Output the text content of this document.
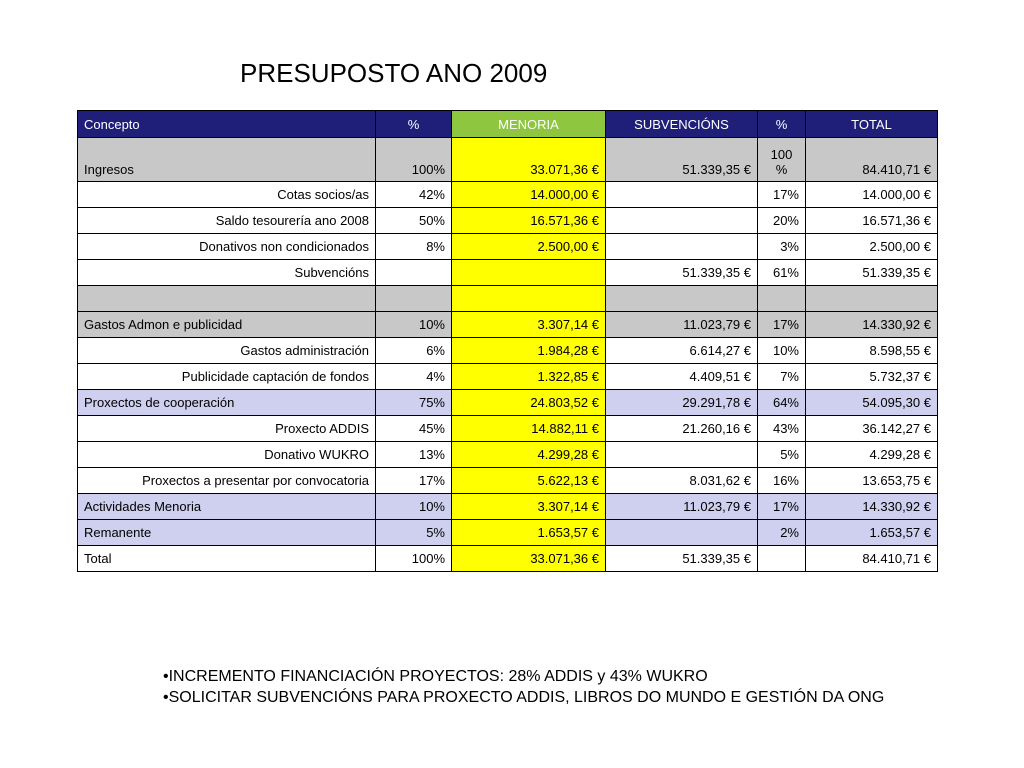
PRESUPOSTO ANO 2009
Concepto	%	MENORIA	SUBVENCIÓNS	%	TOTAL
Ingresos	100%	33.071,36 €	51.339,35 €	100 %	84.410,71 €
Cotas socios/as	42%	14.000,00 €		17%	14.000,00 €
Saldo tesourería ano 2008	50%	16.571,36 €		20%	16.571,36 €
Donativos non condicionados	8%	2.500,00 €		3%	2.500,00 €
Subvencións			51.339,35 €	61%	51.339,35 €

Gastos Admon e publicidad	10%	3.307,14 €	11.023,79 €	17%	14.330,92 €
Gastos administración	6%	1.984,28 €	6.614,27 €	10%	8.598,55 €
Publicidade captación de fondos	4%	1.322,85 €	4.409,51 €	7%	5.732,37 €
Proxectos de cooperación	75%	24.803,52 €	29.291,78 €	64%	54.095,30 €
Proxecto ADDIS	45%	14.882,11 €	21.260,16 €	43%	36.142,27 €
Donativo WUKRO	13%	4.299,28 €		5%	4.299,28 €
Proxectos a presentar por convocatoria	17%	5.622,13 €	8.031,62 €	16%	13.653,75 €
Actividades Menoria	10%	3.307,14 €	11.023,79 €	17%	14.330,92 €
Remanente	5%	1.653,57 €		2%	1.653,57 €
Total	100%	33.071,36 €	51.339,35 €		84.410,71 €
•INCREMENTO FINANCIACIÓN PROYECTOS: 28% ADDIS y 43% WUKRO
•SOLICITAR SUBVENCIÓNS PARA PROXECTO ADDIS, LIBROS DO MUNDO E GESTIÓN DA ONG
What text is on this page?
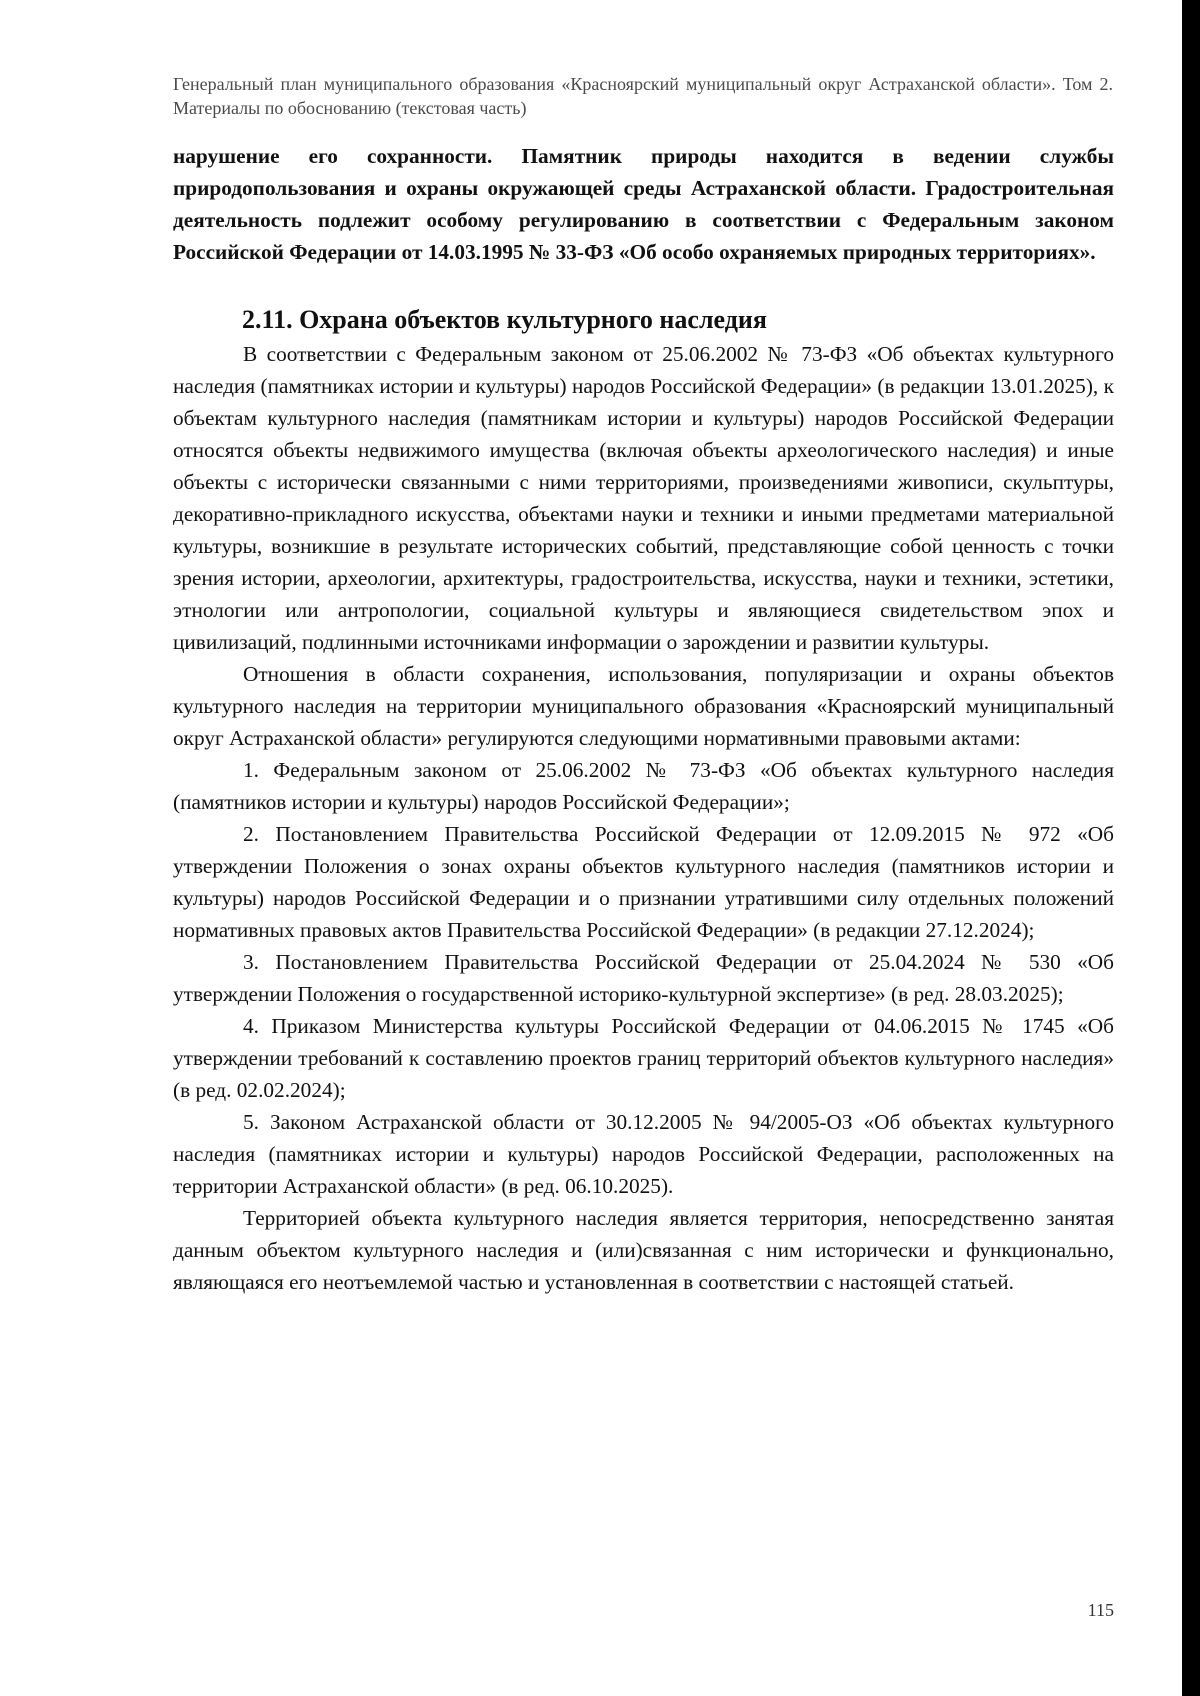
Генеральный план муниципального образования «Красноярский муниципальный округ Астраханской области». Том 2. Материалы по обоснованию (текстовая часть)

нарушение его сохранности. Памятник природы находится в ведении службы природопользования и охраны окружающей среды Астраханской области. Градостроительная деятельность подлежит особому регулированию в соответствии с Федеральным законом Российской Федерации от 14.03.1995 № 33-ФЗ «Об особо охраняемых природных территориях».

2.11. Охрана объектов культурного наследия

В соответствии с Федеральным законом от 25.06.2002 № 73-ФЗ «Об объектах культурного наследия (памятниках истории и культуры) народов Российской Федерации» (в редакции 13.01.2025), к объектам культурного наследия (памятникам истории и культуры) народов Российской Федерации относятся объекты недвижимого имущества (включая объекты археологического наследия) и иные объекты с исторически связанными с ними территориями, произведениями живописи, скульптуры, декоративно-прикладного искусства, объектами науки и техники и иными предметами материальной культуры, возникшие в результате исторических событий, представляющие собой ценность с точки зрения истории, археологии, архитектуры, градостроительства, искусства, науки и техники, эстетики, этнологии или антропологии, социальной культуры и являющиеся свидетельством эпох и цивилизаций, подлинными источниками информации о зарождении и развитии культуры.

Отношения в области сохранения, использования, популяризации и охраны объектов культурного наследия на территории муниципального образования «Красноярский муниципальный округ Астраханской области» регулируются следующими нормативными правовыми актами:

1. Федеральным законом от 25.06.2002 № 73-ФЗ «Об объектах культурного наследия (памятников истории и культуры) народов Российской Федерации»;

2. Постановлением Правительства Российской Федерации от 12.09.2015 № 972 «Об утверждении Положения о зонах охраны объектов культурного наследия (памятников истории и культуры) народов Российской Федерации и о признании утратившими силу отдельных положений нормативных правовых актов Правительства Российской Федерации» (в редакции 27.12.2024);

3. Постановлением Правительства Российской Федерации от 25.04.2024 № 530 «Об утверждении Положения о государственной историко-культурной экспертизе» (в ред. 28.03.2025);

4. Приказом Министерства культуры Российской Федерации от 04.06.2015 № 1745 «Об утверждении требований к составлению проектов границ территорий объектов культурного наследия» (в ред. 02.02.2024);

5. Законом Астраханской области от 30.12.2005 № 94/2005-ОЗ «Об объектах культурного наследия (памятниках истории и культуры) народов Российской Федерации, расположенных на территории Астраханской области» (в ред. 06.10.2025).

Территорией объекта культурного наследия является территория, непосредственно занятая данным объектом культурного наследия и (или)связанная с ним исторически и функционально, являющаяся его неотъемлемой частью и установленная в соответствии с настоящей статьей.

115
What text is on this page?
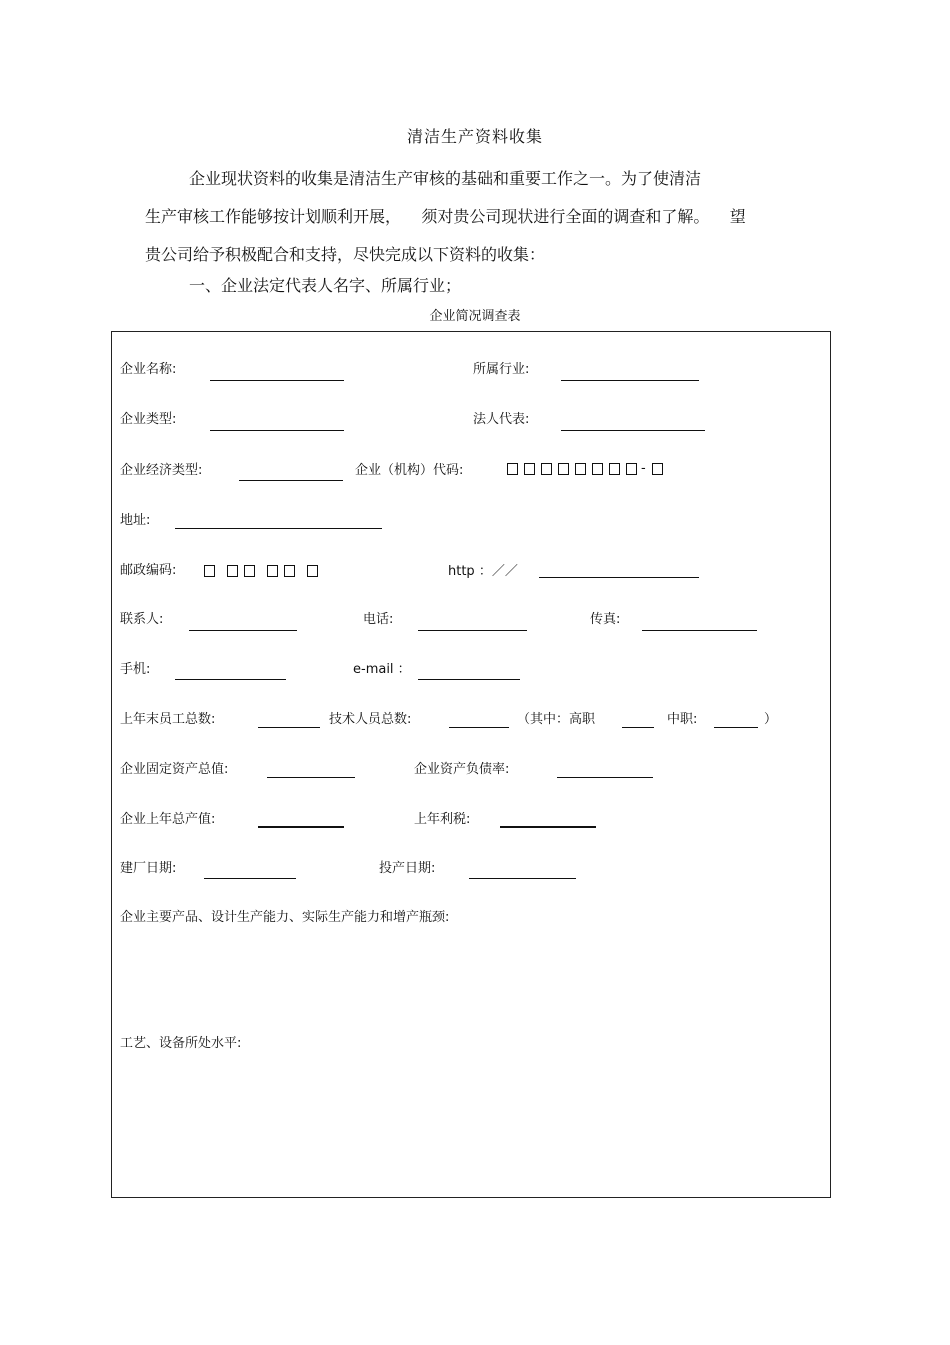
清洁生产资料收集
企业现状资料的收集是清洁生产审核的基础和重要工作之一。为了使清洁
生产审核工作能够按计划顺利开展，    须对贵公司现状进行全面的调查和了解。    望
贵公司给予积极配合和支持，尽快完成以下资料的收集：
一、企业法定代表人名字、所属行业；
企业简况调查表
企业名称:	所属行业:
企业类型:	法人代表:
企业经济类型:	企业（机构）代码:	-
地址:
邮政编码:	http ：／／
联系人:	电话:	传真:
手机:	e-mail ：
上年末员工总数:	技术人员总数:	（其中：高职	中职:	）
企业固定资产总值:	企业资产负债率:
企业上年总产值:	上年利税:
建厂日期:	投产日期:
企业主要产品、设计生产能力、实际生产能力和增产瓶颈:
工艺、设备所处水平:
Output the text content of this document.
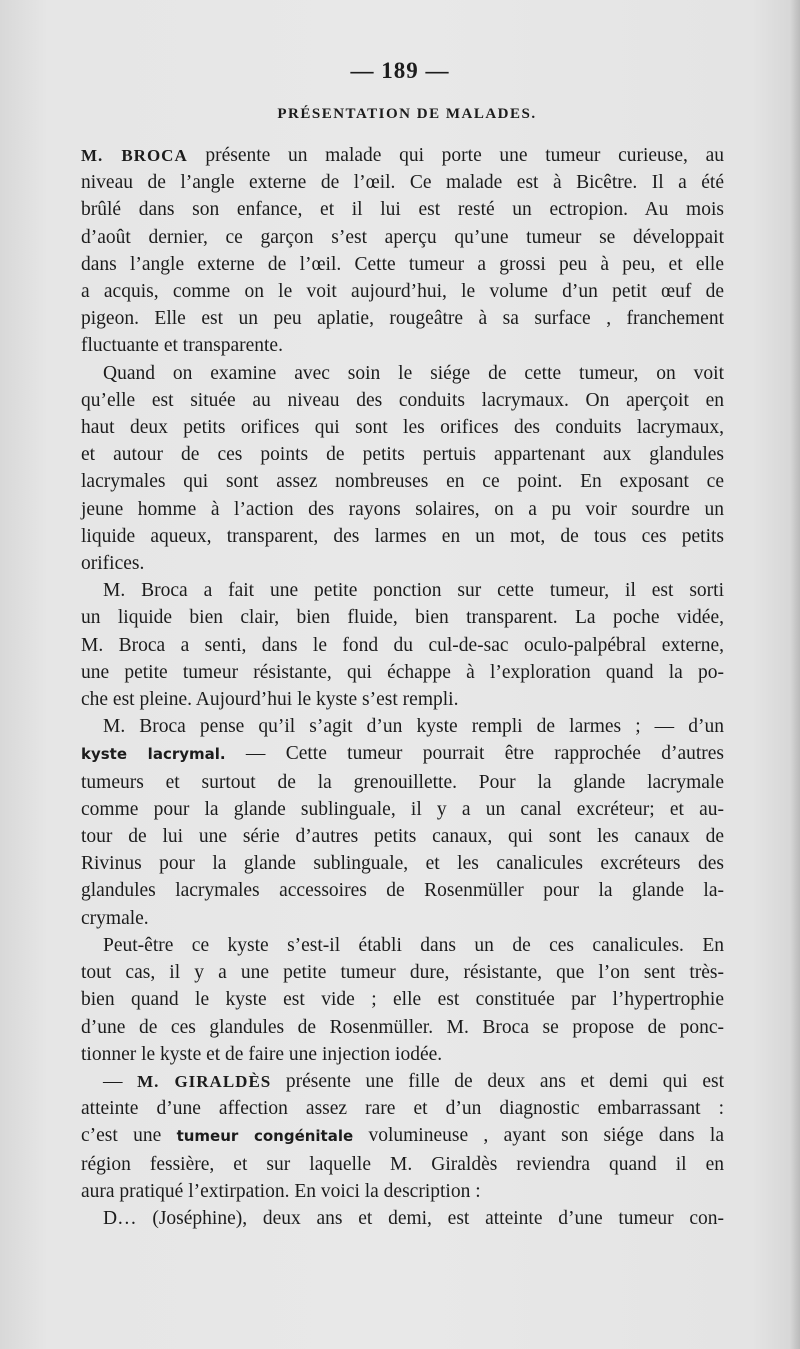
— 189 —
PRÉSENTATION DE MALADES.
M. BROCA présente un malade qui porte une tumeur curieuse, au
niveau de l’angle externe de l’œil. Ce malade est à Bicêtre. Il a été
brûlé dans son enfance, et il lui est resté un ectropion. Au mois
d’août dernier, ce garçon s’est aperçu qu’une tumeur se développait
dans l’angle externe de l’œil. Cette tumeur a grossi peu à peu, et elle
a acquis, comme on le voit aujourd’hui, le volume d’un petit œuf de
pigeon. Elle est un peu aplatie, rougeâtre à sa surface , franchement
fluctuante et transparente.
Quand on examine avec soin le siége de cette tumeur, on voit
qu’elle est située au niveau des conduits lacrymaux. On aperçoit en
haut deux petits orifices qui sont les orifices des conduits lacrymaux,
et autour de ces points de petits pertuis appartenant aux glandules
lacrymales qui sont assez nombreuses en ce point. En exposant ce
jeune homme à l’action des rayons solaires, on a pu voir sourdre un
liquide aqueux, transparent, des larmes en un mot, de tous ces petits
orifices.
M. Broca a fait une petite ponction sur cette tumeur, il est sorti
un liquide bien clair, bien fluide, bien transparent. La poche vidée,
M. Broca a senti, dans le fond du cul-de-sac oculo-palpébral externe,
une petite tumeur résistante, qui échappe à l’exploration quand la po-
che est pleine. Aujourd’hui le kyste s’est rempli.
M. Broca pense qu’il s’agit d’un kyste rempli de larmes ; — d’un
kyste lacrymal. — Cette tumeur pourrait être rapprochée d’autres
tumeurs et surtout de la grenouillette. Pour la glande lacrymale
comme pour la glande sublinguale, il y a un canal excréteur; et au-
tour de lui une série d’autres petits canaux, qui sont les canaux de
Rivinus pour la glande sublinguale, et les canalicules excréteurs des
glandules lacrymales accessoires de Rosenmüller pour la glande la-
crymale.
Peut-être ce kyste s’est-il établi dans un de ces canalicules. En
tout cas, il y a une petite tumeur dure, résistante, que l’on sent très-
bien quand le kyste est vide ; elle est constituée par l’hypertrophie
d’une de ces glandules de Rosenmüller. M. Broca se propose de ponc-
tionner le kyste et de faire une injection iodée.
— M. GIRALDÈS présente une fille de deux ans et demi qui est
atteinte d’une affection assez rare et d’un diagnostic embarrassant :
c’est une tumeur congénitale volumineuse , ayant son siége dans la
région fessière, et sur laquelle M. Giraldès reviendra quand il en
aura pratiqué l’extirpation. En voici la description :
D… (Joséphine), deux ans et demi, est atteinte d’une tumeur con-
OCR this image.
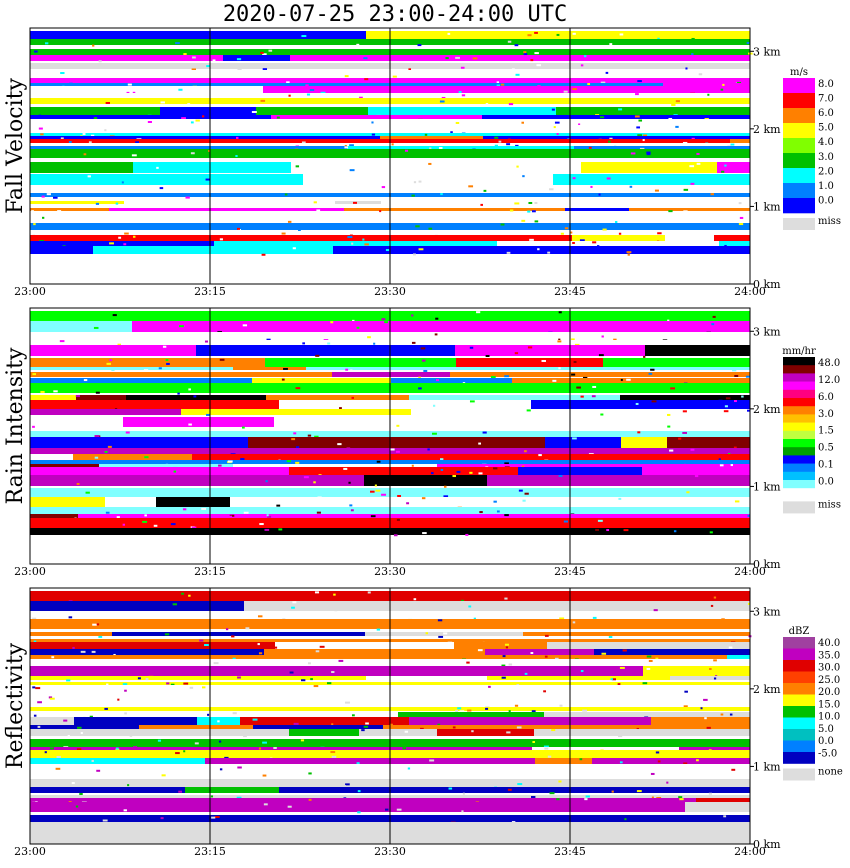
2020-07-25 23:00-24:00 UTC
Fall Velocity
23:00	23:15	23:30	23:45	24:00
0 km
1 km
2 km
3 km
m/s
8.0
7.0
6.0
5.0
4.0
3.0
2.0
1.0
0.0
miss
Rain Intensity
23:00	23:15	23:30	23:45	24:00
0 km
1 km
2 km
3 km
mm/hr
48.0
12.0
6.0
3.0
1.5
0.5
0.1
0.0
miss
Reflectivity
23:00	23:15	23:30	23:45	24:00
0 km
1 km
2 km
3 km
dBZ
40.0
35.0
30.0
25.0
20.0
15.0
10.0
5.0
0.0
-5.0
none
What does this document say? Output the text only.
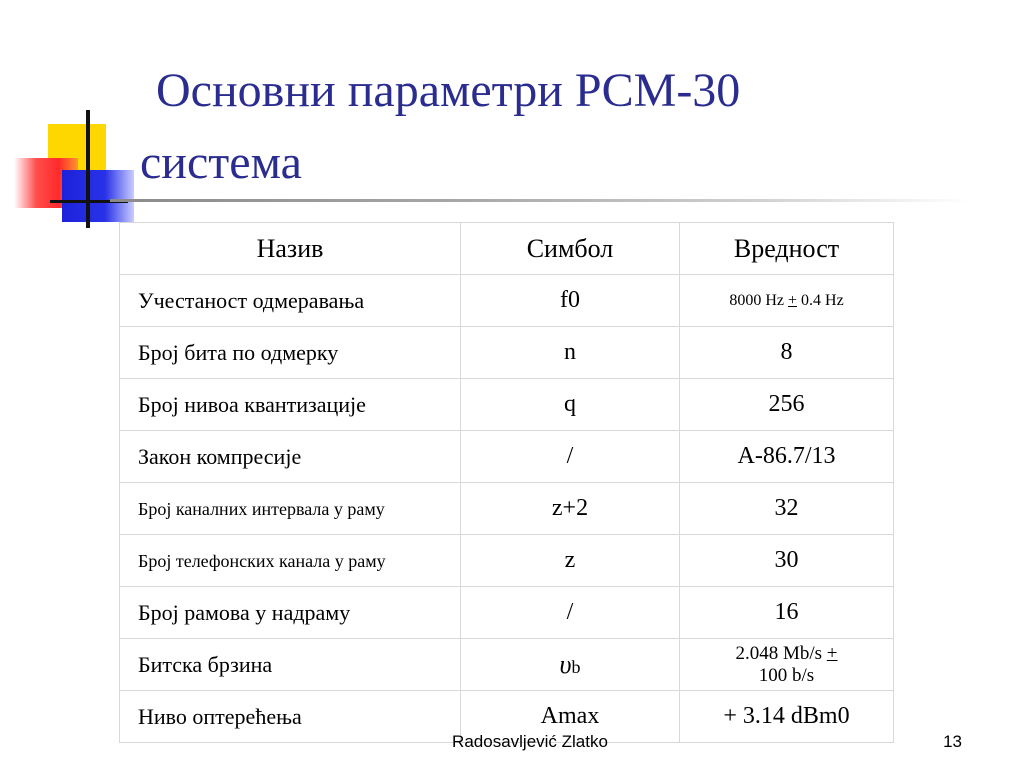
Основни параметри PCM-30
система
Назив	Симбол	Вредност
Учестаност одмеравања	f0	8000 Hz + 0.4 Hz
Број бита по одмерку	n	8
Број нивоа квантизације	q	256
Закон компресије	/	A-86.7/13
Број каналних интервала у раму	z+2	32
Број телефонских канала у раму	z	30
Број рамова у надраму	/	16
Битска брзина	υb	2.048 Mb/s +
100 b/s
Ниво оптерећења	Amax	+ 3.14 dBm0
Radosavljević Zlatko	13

= REQUIRED WORK =
Everything from the line with "What does this" through the end of the records above, and nothing else, is to be quoted exactly; please leave the pictures out.

= ANSWER TO THE TASK =
What does this document say? Output the text only.
Основни параметри PCM-30
система
Назив	Симбол	Вредност
Учестаност одмеравања	f0	8000 Hz + 0.4 Hz
Број бита по одмерку	n	8
Број нивоа квантизације	q	256
Закон компресије	/	A-86.7/13
Број каналних интервала у раму	z+2	32
Број телефонских канала у раму	z	30
Број рамова у надраму	/	16
Битска брзина	υb	2.048 Mb/s +
100 b/s
Ниво оптерећења	Amax	+ 3.14 dBm0
Radosavljević Zlatko	13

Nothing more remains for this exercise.